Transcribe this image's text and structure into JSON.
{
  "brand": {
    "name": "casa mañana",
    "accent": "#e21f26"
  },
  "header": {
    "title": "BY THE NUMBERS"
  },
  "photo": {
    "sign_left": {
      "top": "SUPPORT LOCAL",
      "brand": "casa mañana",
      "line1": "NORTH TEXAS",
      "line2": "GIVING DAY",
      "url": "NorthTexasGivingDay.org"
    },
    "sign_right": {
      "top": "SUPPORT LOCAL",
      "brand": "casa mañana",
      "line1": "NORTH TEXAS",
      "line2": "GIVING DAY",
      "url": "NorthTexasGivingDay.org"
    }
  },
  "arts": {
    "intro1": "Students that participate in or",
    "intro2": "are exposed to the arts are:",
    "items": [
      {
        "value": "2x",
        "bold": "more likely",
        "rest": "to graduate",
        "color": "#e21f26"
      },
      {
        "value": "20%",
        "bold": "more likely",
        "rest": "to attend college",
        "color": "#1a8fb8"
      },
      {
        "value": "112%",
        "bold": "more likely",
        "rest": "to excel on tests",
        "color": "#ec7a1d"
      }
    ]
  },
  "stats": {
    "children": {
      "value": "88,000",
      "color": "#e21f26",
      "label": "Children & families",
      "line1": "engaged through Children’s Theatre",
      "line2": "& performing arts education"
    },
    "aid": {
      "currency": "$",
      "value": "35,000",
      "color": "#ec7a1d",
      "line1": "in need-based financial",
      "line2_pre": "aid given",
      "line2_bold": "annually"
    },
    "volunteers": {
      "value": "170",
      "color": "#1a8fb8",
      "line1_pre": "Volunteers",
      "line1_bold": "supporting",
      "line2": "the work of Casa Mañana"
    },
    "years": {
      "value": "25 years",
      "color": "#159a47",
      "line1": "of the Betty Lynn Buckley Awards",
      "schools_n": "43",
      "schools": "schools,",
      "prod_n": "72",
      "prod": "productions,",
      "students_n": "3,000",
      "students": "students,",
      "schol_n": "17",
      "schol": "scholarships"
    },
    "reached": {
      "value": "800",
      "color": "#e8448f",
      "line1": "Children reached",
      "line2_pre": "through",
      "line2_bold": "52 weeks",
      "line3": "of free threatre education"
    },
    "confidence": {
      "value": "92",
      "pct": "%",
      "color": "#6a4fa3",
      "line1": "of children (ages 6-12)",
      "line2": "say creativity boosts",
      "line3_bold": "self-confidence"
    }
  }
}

+++

Set task: Each line that holds the word "color" should be extracted from the records.

Completed exercise:
        "color": "#e21f26"
        "color": "#1a8fb8"
        "color": "#ec7a1d"
      "color": "#e21f26",
      "color": "#ec7a1d",
      "color": "#1a8fb8",
      "color": "#159a47",
      "color": "#e8448f",
      "color": "#6a4fa3",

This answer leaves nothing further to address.